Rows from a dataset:
# # #
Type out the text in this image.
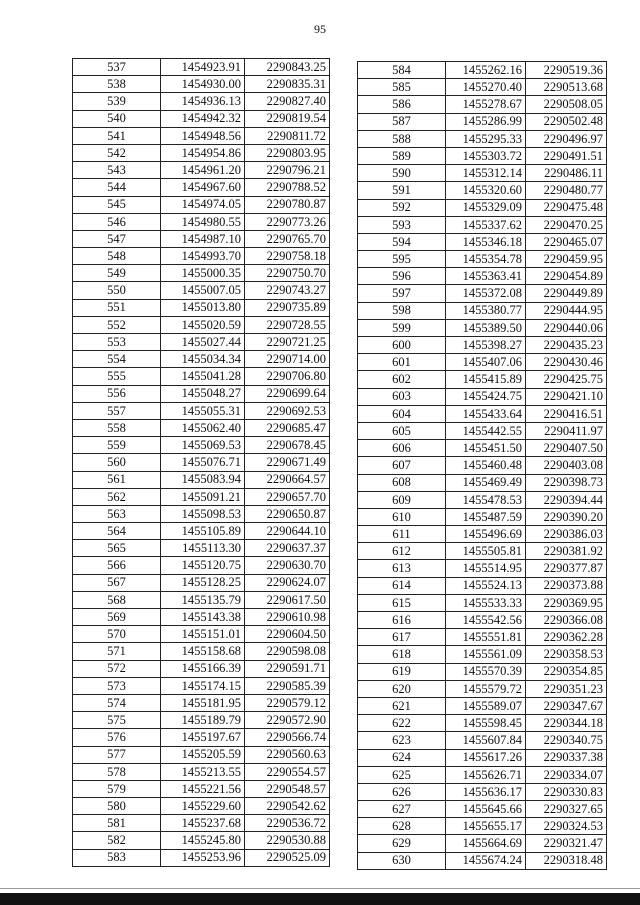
95
537	1454923.91	2290843.25
538	1454930.00	2290835.31
539	1454936.13	2290827.40
540	1454942.32	2290819.54
541	1454948.56	2290811.72
542	1454954.86	2290803.95
543	1454961.20	2290796.21
544	1454967.60	2290788.52
545	1454974.05	2290780.87
546	1454980.55	2290773.26
547	1454987.10	2290765.70
548	1454993.70	2290758.18
549	1455000.35	2290750.70
550	1455007.05	2290743.27
551	1455013.80	2290735.89
552	1455020.59	2290728.55
553	1455027.44	2290721.25
554	1455034.34	2290714.00
555	1455041.28	2290706.80
556	1455048.27	2290699.64
557	1455055.31	2290692.53
558	1455062.40	2290685.47
559	1455069.53	2290678.45
560	1455076.71	2290671.49
561	1455083.94	2290664.57
562	1455091.21	2290657.70
563	1455098.53	2290650.87
564	1455105.89	2290644.10
565	1455113.30	2290637.37
566	1455120.75	2290630.70
567	1455128.25	2290624.07
568	1455135.79	2290617.50
569	1455143.38	2290610.98
570	1455151.01	2290604.50
571	1455158.68	2290598.08
572	1455166.39	2290591.71
573	1455174.15	2290585.39
574	1455181.95	2290579.12
575	1455189.79	2290572.90
576	1455197.67	2290566.74
577	1455205.59	2290560.63
578	1455213.55	2290554.57
579	1455221.56	2290548.57
580	1455229.60	2290542.62
581	1455237.68	2290536.72
582	1455245.80	2290530.88
583	1455253.96	2290525.09
584	1455262.16	2290519.36
585	1455270.40	2290513.68
586	1455278.67	2290508.05
587	1455286.99	2290502.48
588	1455295.33	2290496.97
589	1455303.72	2290491.51
590	1455312.14	2290486.11
591	1455320.60	2290480.77
592	1455329.09	2290475.48
593	1455337.62	2290470.25
594	1455346.18	2290465.07
595	1455354.78	2290459.95
596	1455363.41	2290454.89
597	1455372.08	2290449.89
598	1455380.77	2290444.95
599	1455389.50	2290440.06
600	1455398.27	2290435.23
601	1455407.06	2290430.46
602	1455415.89	2290425.75
603	1455424.75	2290421.10
604	1455433.64	2290416.51
605	1455442.55	2290411.97
606	1455451.50	2290407.50
607	1455460.48	2290403.08
608	1455469.49	2290398.73
609	1455478.53	2290394.44
610	1455487.59	2290390.20
611	1455496.69	2290386.03
612	1455505.81	2290381.92
613	1455514.95	2290377.87
614	1455524.13	2290373.88
615	1455533.33	2290369.95
616	1455542.56	2290366.08
617	1455551.81	2290362.28
618	1455561.09	2290358.53
619	1455570.39	2290354.85
620	1455579.72	2290351.23
621	1455589.07	2290347.67
622	1455598.45	2290344.18
623	1455607.84	2290340.75
624	1455617.26	2290337.38
625	1455626.71	2290334.07
626	1455636.17	2290330.83
627	1455645.66	2290327.65
628	1455655.17	2290324.53
629	1455664.69	2290321.47
630	1455674.24	2290318.48
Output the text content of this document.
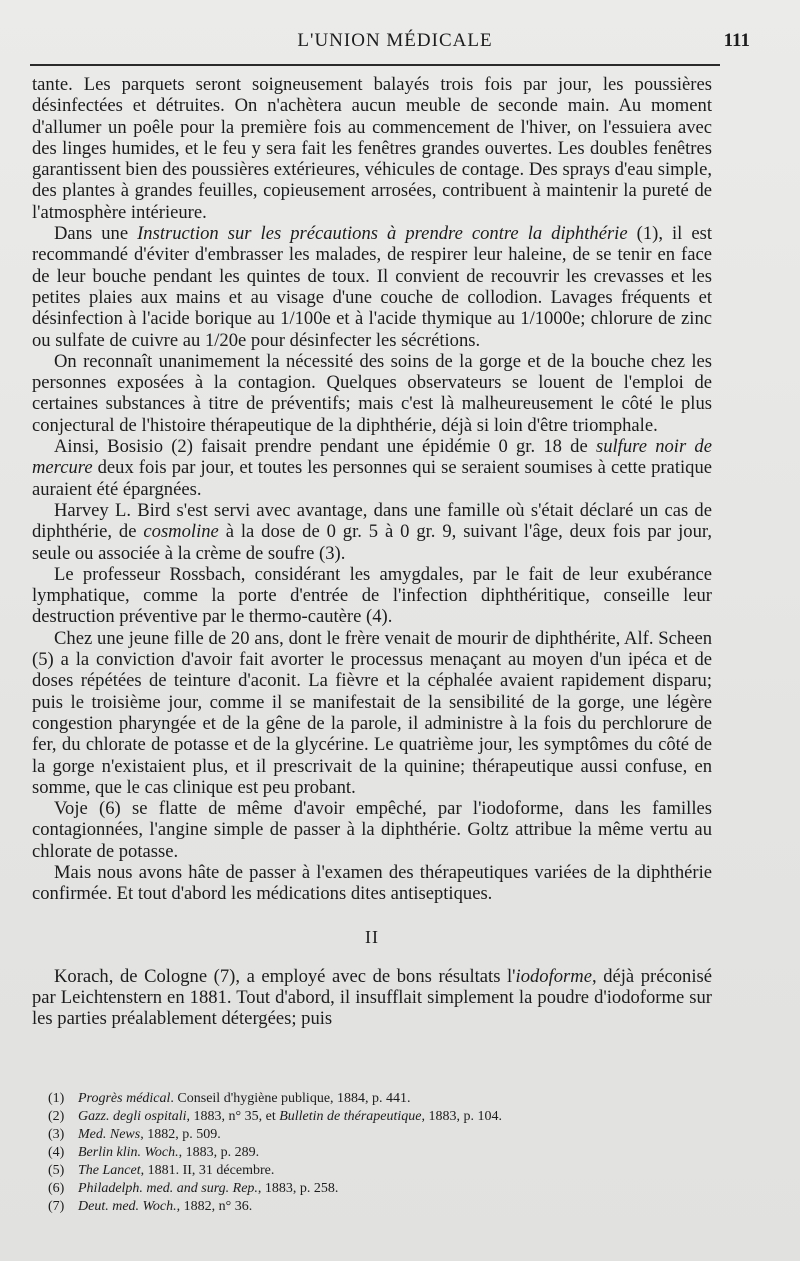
L'UNION MÉDICALE	111

tante. Les parquets seront soigneusement balayés trois fois par jour, les poussières désinfectées et détruites. On n'achètera aucun meuble de seconde main. Au moment d'allumer un poêle pour la première fois au commencement de l'hiver, on l'essuiera avec des linges humides, et le feu y sera fait les fenêtres grandes ouvertes. Les doubles fenêtres garantissent bien des poussières extérieures, véhicules de contage. Des sprays d'eau simple, des plantes à grandes feuilles, copieusement arrosées, contribuent à maintenir la pureté de l'atmosphère intérieure.

Dans une Instruction sur les précautions à prendre contre la diphthérie (1), il est recommandé d'éviter d'embrasser les malades, de respirer leur haleine, de se tenir en face de leur bouche pendant les quintes de toux. Il convient de recouvrir les crevasses et les petites plaies aux mains et au visage d'une couche de collodion. Lavages fréquents et désinfection à l'acide borique au 1/100e et à l'acide thymique au 1/1000e; chlorure de zinc ou sulfate de cuivre au 1/20e pour désinfecter les sécrétions.

On reconnaît unanimement la nécessité des soins de la gorge et de la bouche chez les personnes exposées à la contagion. Quelques observateurs se louent de l'emploi de certaines substances à titre de préventifs; mais c'est là malheureusement le côté le plus conjectural de l'histoire thérapeutique de la diphthérie, déjà si loin d'être triomphale.

Ainsi, Bosisio (2) faisait prendre pendant une épidémie 0 gr. 18 de sulfure noir de mercure deux fois par jour, et toutes les personnes qui se seraient soumises à cette pratique auraient été épargnées.

Harvey L. Bird s'est servi avec avantage, dans une famille où s'était déclaré un cas de diphthérie, de cosmoline à la dose de 0 gr. 5 à 0 gr. 9, suivant l'âge, deux fois par jour, seule ou associée à la crème de soufre (3).

Le professeur Rossbach, considérant les amygdales, par le fait de leur exubérance lymphatique, comme la porte d'entrée de l'infection diphthéritique, conseille leur destruction préventive par le thermo-cautère (4).

Chez une jeune fille de 20 ans, dont le frère venait de mourir de diphthérite, Alf. Scheen (5) a la conviction d'avoir fait avorter le processus menaçant au moyen d'un ipéca et de doses répétées de teinture d'aconit. La fièvre et la céphalée avaient rapidement disparu; puis le troisième jour, comme il se manifestait de la sensibilité de la gorge, une légère congestion pharyngée et de la gêne de la parole, il administre à la fois du perchlorure de fer, du chlorate de potasse et de la glycérine. Le quatrième jour, les symptômes du côté de la gorge n'existaient plus, et il prescrivait de la quinine; thérapeutique aussi confuse, en somme, que le cas clinique est peu probant.

Voje (6) se flatte de même d'avoir empêché, par l'iodoforme, dans les familles contagionnées, l'angine simple de passer à la diphthérie. Goltz attribue la même vertu au chlorate de potasse.

Mais nous avons hâte de passer à l'examen des thérapeutiques variées de la diphthérie confirmée. Et tout d'abord les médications dites antiseptiques.

II

Korach, de Cologne (7), a employé avec de bons résultats l'iodoforme, déjà préconisé par Leichtenstern en 1881. Tout d'abord, il insufflait simplement la poudre d'iodoforme sur les parties préalablement détergées; puis

(1) Progrès médical. Conseil d'hygiène publique, 1884, p. 441.
(2) Gazz. degli ospitali, 1883, n° 35, et Bulletin de thérapeutique, 1883, p. 104.
(3) Med. News, 1882, p. 509.
(4) Berlin klin. Woch., 1883, p. 289.
(5) The Lancet, 1881. II, 31 décembre.
(6) Philadelph. med. and surg. Rep., 1883, p. 258.
(7) Deut. med. Woch., 1882, n° 36.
# # #
Exercise details
Go through the material above and print all of it exactly, except the pictures.

Expected answer
Type out the text in this image.
95
537	1454923.91	2290843.25
538	1454930.00	2290835.31
539	1454936.13	2290827.40
540	1454942.32	2290819.54
541	1454948.56	2290811.72
542	1454954.86	2290803.95
543	1454961.20	2290796.21
544	1454967.60	2290788.52
545	1454974.05	2290780.87
546	1454980.55	2290773.26
547	1454987.10	2290765.70
548	1454993.70	2290758.18
549	1455000.35	2290750.70
550	1455007.05	2290743.27
551	1455013.80	2290735.89
552	1455020.59	2290728.55
553	1455027.44	2290721.25
554	1455034.34	2290714.00
555	1455041.28	2290706.80
556	1455048.27	2290699.64
557	1455055.31	2290692.53
558	1455062.40	2290685.47
559	1455069.53	2290678.45
560	1455076.71	2290671.49
561	1455083.94	2290664.57
562	1455091.21	2290657.70
563	1455098.53	2290650.87
564	1455105.89	2290644.10
565	1455113.30	2290637.37
566	1455120.75	2290630.70
567	1455128.25	2290624.07
568	1455135.79	2290617.50
569	1455143.38	2290610.98
570	1455151.01	2290604.50
571	1455158.68	2290598.08
572	1455166.39	2290591.71
573	1455174.15	2290585.39
574	1455181.95	2290579.12
575	1455189.79	2290572.90
576	1455197.67	2290566.74
577	1455205.59	2290560.63
578	1455213.55	2290554.57
579	1455221.56	2290548.57
580	1455229.60	2290542.62
581	1455237.68	2290536.72
582	1455245.80	2290530.88
583	1455253.96	2290525.09
584	1455262.16	2290519.36
585	1455270.40	2290513.68
586	1455278.67	2290508.05
587	1455286.99	2290502.48
588	1455295.33	2290496.97
589	1455303.72	2290491.51
590	1455312.14	2290486.11
591	1455320.60	2290480.77
592	1455329.09	2290475.48
593	1455337.62	2290470.25
594	1455346.18	2290465.07
595	1455354.78	2290459.95
596	1455363.41	2290454.89
597	1455372.08	2290449.89
598	1455380.77	2290444.95
599	1455389.50	2290440.06
600	1455398.27	2290435.23
601	1455407.06	2290430.46
602	1455415.89	2290425.75
603	1455424.75	2290421.10
604	1455433.64	2290416.51
605	1455442.55	2290411.97
606	1455451.50	2290407.50
607	1455460.48	2290403.08
608	1455469.49	2290398.73
609	1455478.53	2290394.44
610	1455487.59	2290390.20
611	1455496.69	2290386.03
612	1455505.81	2290381.92
613	1455514.95	2290377.87
614	1455524.13	2290373.88
615	1455533.33	2290369.95
616	1455542.56	2290366.08
617	1455551.81	2290362.28
618	1455561.09	2290358.53
619	1455570.39	2290354.85
620	1455579.72	2290351.23
621	1455589.07	2290347.67
622	1455598.45	2290344.18
623	1455607.84	2290340.75
624	1455617.26	2290337.38
625	1455626.71	2290334.07
626	1455636.17	2290330.83
627	1455645.66	2290327.65
628	1455655.17	2290324.53
629	1455664.69	2290321.47
630	1455674.24	2290318.48
Output the text content of this document.
L'UNION MÉDICALE	111

tante. Les parquets seront soigneusement balayés trois fois par jour, les poussières désinfectées et détruites. On n'achètera aucun meuble de seconde main. Au moment d'allumer un poêle pour la première fois au commencement de l'hiver, on l'essuiera avec des linges humides, et le feu y sera fait les fenêtres grandes ouvertes. Les doubles fenêtres garantissent bien des poussières extérieures, véhicules de contage. Des sprays d'eau simple, des plantes à grandes feuilles, copieusement arrosées, contribuent à maintenir la pureté de l'atmosphère intérieure.

Dans une Instruction sur les précautions à prendre contre la diphthérie (1), il est recommandé d'éviter d'embrasser les malades, de respirer leur haleine, de se tenir en face de leur bouche pendant les quintes de toux. Il convient de recouvrir les crevasses et les petites plaies aux mains et au visage d'une couche de collodion. Lavages fréquents et désinfection à l'acide borique au 1/100e et à l'acide thymique au 1/1000e; chlorure de zinc ou sulfate de cuivre au 1/20e pour désinfecter les sécrétions.

On reconnaît unanimement la nécessité des soins de la gorge et de la bouche chez les personnes exposées à la contagion. Quelques observateurs se louent de l'emploi de certaines substances à titre de préventifs; mais c'est là malheureusement le côté le plus conjectural de l'histoire thérapeutique de la diphthérie, déjà si loin d'être triomphale.

Ainsi, Bosisio (2) faisait prendre pendant une épidémie 0 gr. 18 de sulfure noir de mercure deux fois par jour, et toutes les personnes qui se seraient soumises à cette pratique auraient été épargnées.

Harvey L. Bird s'est servi avec avantage, dans une famille où s'était déclaré un cas de diphthérie, de cosmoline à la dose de 0 gr. 5 à 0 gr. 9, suivant l'âge, deux fois par jour, seule ou associée à la crème de soufre (3).

Le professeur Rossbach, considérant les amygdales, par le fait de leur exubérance lymphatique, comme la porte d'entrée de l'infection diphthéritique, conseille leur destruction préventive par le thermo-cautère (4).

Chez une jeune fille de 20 ans, dont le frère venait de mourir de diphthérite, Alf. Scheen (5) a la conviction d'avoir fait avorter le processus menaçant au moyen d'un ipéca et de doses répétées de teinture d'aconit. La fièvre et la céphalée avaient rapidement disparu; puis le troisième jour, comme il se manifestait de la sensibilité de la gorge, une légère congestion pharyngée et de la gêne de la parole, il administre à la fois du perchlorure de fer, du chlorate de potasse et de la glycérine. Le quatrième jour, les symptômes du côté de la gorge n'existaient plus, et il prescrivait de la quinine; thérapeutique aussi confuse, en somme, que le cas clinique est peu probant.

Voje (6) se flatte de même d'avoir empêché, par l'iodoforme, dans les familles contagionnées, l'angine simple de passer à la diphthérie. Goltz attribue la même vertu au chlorate de potasse.

Mais nous avons hâte de passer à l'examen des thérapeutiques variées de la diphthérie confirmée. Et tout d'abord les médications dites antiseptiques.

II

Korach, de Cologne (7), a employé avec de bons résultats l'iodoforme, déjà préconisé par Leichtenstern en 1881. Tout d'abord, il insufflait simplement la poudre d'iodoforme sur les parties préalablement détergées; puis

(1) Progrès médical. Conseil d'hygiène publique, 1884, p. 441.
(2) Gazz. degli ospitali, 1883, n° 35, et Bulletin de thérapeutique, 1883, p. 104.
(3) Med. News, 1882, p. 509.
(4) Berlin klin. Woch., 1883, p. 289.
(5) The Lancet, 1881. II, 31 décembre.
(6) Philadelph. med. and surg. Rep., 1883, p. 258.
(7) Deut. med. Woch., 1882, n° 36.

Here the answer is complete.